→ **WHAT YOU NEED TO DO**:
Pictures do not belong in the copy, so please give every entry below again exactly.

→ **SUPPLIED RECORDS**:

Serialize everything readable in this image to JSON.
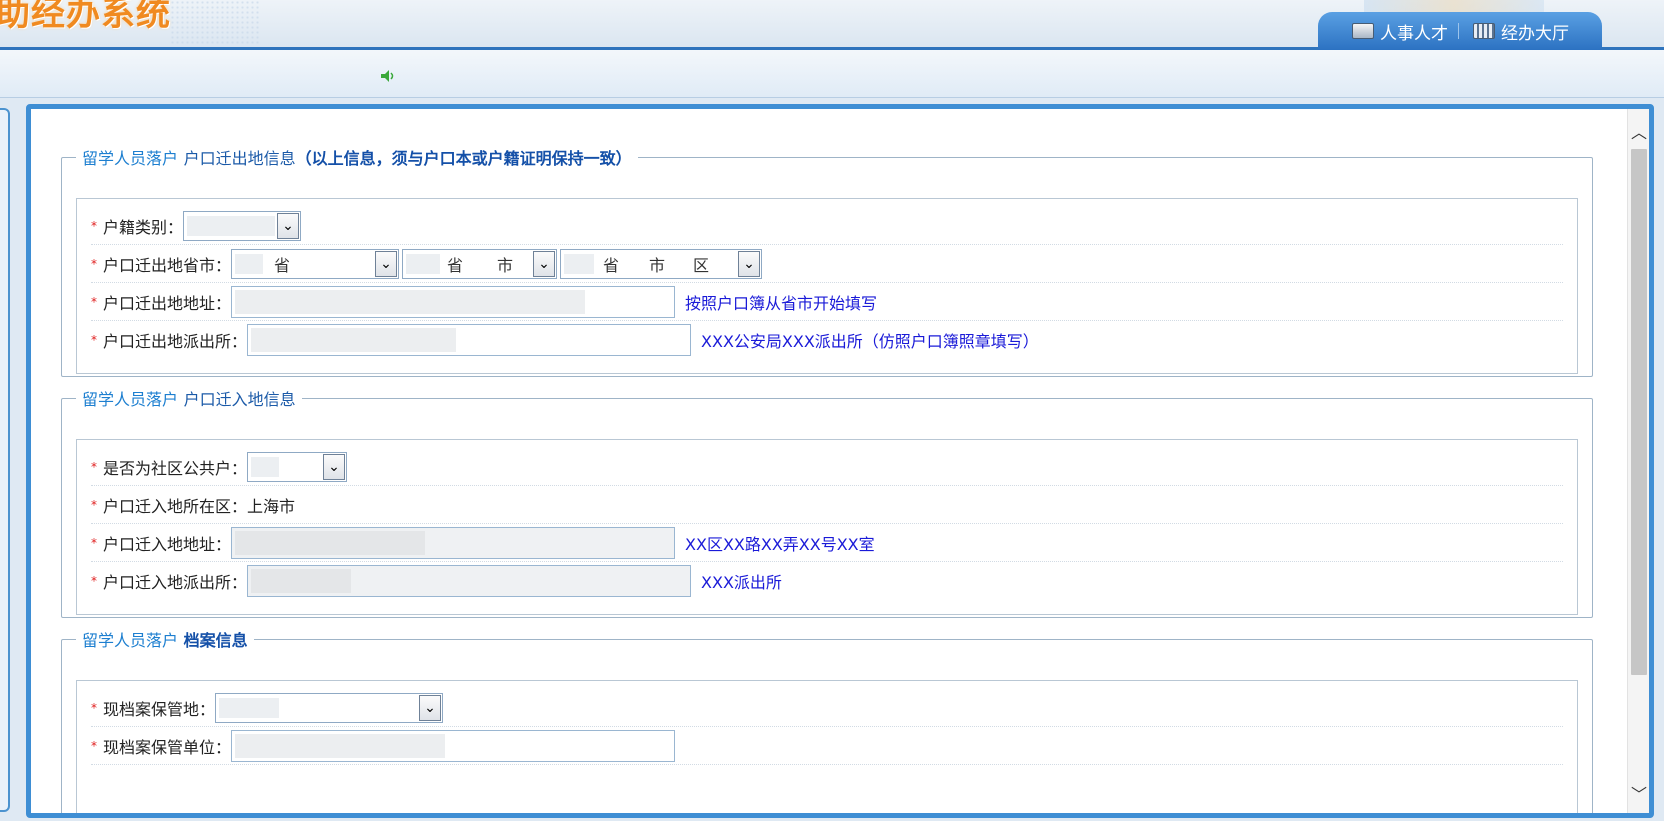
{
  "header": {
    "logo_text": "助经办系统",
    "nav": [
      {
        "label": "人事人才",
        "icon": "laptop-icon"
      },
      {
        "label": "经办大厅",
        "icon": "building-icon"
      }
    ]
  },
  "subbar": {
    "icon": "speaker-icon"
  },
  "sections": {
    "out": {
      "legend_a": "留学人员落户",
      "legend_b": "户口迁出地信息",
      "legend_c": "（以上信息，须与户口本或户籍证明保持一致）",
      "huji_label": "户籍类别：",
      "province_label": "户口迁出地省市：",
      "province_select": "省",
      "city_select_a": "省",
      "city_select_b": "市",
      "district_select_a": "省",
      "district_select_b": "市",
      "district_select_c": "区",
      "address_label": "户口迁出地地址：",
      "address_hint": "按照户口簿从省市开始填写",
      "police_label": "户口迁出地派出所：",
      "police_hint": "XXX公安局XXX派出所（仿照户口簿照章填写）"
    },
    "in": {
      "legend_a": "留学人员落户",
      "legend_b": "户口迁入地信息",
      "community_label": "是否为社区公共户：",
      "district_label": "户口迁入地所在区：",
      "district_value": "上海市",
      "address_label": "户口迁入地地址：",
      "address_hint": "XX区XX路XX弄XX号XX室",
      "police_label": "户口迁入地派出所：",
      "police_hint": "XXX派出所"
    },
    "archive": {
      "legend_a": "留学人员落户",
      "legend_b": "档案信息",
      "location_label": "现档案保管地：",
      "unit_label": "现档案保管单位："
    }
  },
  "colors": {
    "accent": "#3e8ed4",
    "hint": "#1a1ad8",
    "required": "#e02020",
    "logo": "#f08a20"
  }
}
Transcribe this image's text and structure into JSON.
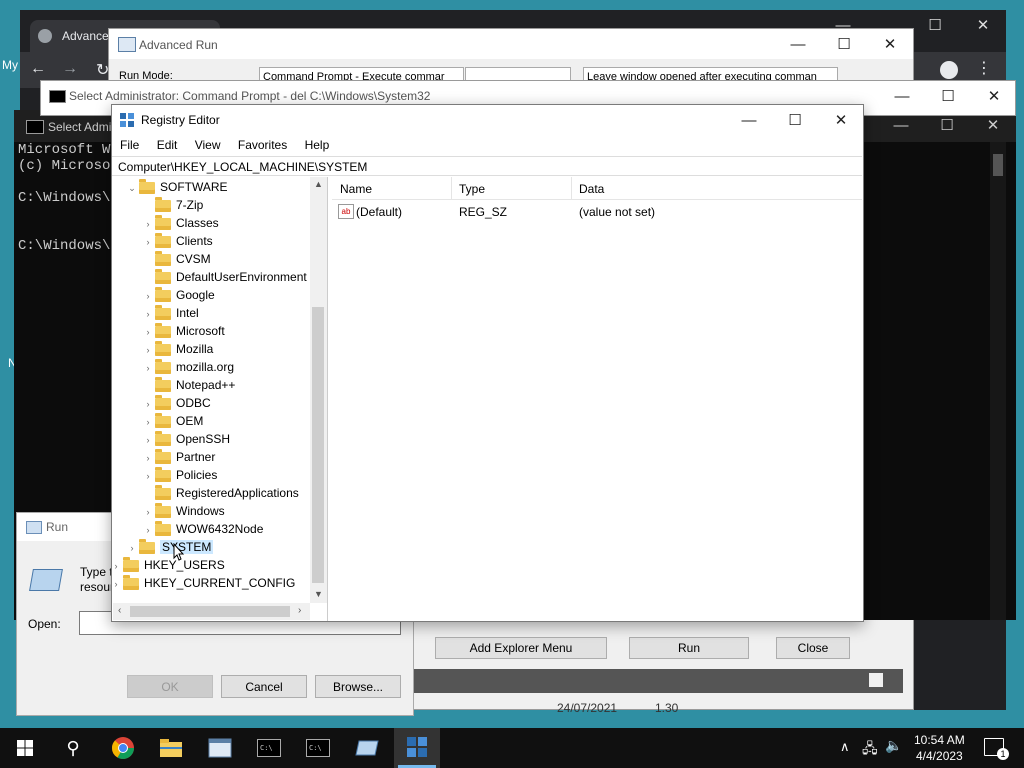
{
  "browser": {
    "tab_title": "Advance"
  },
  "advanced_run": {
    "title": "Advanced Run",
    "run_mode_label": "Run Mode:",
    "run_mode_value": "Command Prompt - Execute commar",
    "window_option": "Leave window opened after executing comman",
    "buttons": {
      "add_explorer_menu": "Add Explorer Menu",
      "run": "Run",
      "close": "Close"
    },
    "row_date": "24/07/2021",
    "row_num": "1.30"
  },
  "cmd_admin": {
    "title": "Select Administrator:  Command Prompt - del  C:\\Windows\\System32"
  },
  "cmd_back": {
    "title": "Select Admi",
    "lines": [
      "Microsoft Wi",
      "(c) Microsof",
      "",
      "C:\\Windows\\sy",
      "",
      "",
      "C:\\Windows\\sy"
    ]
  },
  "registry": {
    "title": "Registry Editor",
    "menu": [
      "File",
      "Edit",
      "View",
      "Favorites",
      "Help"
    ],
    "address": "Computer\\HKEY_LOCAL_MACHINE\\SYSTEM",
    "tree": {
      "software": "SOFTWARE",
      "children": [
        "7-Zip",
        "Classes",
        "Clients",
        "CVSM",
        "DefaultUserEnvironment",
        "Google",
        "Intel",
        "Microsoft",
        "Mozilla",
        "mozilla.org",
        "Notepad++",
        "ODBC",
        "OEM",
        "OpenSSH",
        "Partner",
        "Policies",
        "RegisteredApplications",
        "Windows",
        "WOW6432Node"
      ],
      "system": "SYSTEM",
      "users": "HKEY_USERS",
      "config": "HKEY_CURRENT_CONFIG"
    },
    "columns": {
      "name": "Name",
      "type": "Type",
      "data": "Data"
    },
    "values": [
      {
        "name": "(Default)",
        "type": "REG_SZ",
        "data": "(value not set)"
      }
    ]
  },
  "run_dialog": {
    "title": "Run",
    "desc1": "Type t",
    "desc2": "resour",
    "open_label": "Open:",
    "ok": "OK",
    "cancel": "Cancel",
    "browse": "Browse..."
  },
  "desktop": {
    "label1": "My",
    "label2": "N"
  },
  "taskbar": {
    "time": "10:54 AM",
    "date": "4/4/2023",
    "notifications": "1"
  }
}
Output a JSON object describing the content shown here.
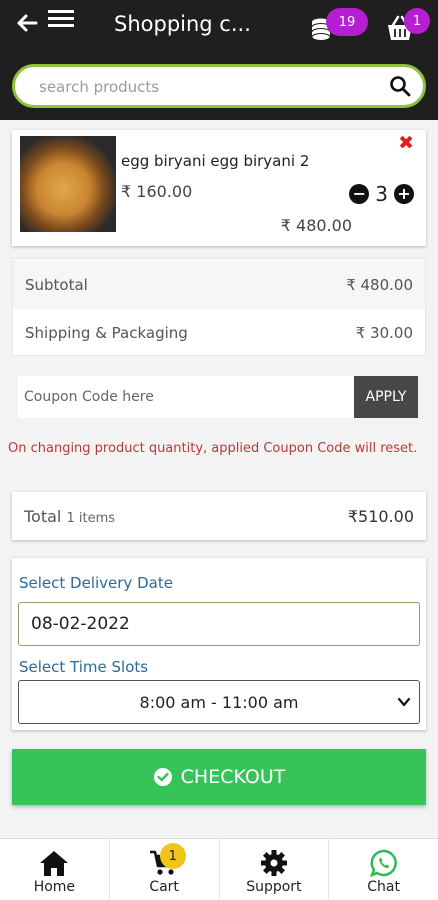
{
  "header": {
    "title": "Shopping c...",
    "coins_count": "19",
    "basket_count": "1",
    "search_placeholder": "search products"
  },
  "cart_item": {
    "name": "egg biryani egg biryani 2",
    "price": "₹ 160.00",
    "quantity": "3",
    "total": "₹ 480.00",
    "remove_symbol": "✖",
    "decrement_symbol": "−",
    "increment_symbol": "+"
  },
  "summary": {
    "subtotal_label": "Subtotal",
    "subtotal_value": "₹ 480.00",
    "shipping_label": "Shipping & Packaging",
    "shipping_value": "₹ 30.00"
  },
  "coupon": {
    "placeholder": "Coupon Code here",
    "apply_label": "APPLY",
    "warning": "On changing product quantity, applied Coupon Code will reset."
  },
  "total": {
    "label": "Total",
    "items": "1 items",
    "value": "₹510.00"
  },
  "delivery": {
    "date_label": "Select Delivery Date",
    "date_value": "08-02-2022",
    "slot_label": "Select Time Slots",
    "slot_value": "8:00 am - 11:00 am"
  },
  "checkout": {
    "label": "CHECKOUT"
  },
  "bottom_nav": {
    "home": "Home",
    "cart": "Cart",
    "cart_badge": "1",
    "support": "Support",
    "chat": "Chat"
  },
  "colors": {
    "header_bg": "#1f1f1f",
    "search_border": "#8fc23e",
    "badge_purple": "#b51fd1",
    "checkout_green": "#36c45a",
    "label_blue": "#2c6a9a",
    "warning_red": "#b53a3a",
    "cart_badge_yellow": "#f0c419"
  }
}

→ **COMPLETED TASK**:
Serialize everything readable in this image to JSON.
{
  "header": {
    "logo_text": "助经办系统",
    "nav": [
      {
        "label": "人事人才",
        "icon": "laptop-icon"
      },
      {
        "label": "经办大厅",
        "icon": "building-icon"
      }
    ]
  },
  "subbar": {
    "icon": "speaker-icon"
  },
  "sections": {
    "out": {
      "legend_a": "留学人员落户",
      "legend_b": "户口迁出地信息",
      "legend_c": "（以上信息，须与户口本或户籍证明保持一致）",
      "huji_label": "户籍类别：",
      "province_label": "户口迁出地省市：",
      "province_select": "省",
      "city_select_a": "省",
      "city_select_b": "市",
      "district_select_a": "省",
      "district_select_b": "市",
      "district_select_c": "区",
      "address_label": "户口迁出地地址：",
      "address_hint": "按照户口簿从省市开始填写",
      "police_label": "户口迁出地派出所：",
      "police_hint": "XXX公安局XXX派出所（仿照户口簿照章填写）"
    },
    "in": {
      "legend_a": "留学人员落户",
      "legend_b": "户口迁入地信息",
      "community_label": "是否为社区公共户：",
      "district_label": "户口迁入地所在区：",
      "district_value": "上海市",
      "address_label": "户口迁入地地址：",
      "address_hint": "XX区XX路XX弄XX号XX室",
      "police_label": "户口迁入地派出所：",
      "police_hint": "XXX派出所"
    },
    "archive": {
      "legend_a": "留学人员落户",
      "legend_b": "档案信息",
      "location_label": "现档案保管地：",
      "unit_label": "现档案保管单位："
    }
  },
  "colors": {
    "accent": "#3e8ed4",
    "hint": "#1a1ad8",
    "required": "#e02020",
    "logo": "#f08a20"
  }
}
Transcribe this image's text and structure into JSON.
{
  "browser": {
    "tab_title": "Advance"
  },
  "advanced_run": {
    "title": "Advanced Run",
    "run_mode_label": "Run Mode:",
    "run_mode_value": "Command Prompt - Execute commar",
    "window_option": "Leave window opened after executing comman",
    "buttons": {
      "add_explorer_menu": "Add Explorer Menu",
      "run": "Run",
      "close": "Close"
    },
    "row_date": "24/07/2021",
    "row_num": "1.30"
  },
  "cmd_admin": {
    "title": "Select Administrator:  Command Prompt - del  C:\\Windows\\System32"
  },
  "cmd_back": {
    "title": "Select Admi",
    "lines": [
      "Microsoft Wi",
      "(c) Microsof",
      "",
      "C:\\Windows\\sy",
      "",
      "",
      "C:\\Windows\\sy"
    ]
  },
  "registry": {
    "title": "Registry Editor",
    "menu": [
      "File",
      "Edit",
      "View",
      "Favorites",
      "Help"
    ],
    "address": "Computer\\HKEY_LOCAL_MACHINE\\SYSTEM",
    "tree": {
      "software": "SOFTWARE",
      "children": [
        "7-Zip",
        "Classes",
        "Clients",
        "CVSM",
        "DefaultUserEnvironment",
        "Google",
        "Intel",
        "Microsoft",
        "Mozilla",
        "mozilla.org",
        "Notepad++",
        "ODBC",
        "OEM",
        "OpenSSH",
        "Partner",
        "Policies",
        "RegisteredApplications",
        "Windows",
        "WOW6432Node"
      ],
      "system": "SYSTEM",
      "users": "HKEY_USERS",
      "config": "HKEY_CURRENT_CONFIG"
    },
    "columns": {
      "name": "Name",
      "type": "Type",
      "data": "Data"
    },
    "values": [
      {
        "name": "(Default)",
        "type": "REG_SZ",
        "data": "(value not set)"
      }
    ]
  },
  "run_dialog": {
    "title": "Run",
    "desc1": "Type t",
    "desc2": "resour",
    "open_label": "Open:",
    "ok": "OK",
    "cancel": "Cancel",
    "browse": "Browse..."
  },
  "desktop": {
    "label1": "My",
    "label2": "N"
  },
  "taskbar": {
    "time": "10:54 AM",
    "date": "4/4/2023",
    "notifications": "1"
  }
}
Output a JSON object describing the content shown here.
{
  "header": {
    "title": "Shopping c...",
    "coins_count": "19",
    "basket_count": "1",
    "search_placeholder": "search products"
  },
  "cart_item": {
    "name": "egg biryani egg biryani 2",
    "price": "₹ 160.00",
    "quantity": "3",
    "total": "₹ 480.00",
    "remove_symbol": "✖",
    "decrement_symbol": "−",
    "increment_symbol": "+"
  },
  "summary": {
    "subtotal_label": "Subtotal",
    "subtotal_value": "₹ 480.00",
    "shipping_label": "Shipping & Packaging",
    "shipping_value": "₹ 30.00"
  },
  "coupon": {
    "placeholder": "Coupon Code here",
    "apply_label": "APPLY",
    "warning": "On changing product quantity, applied Coupon Code will reset."
  },
  "total": {
    "label": "Total",
    "items": "1 items",
    "value": "₹510.00"
  },
  "delivery": {
    "date_label": "Select Delivery Date",
    "date_value": "08-02-2022",
    "slot_label": "Select Time Slots",
    "slot_value": "8:00 am - 11:00 am"
  },
  "checkout": {
    "label": "CHECKOUT"
  },
  "bottom_nav": {
    "home": "Home",
    "cart": "Cart",
    "cart_badge": "1",
    "support": "Support",
    "chat": "Chat"
  },
  "colors": {
    "header_bg": "#1f1f1f",
    "search_border": "#8fc23e",
    "badge_purple": "#b51fd1",
    "checkout_green": "#36c45a",
    "label_blue": "#2c6a9a",
    "warning_red": "#b53a3a",
    "cart_badge_yellow": "#f0c419"
  }
}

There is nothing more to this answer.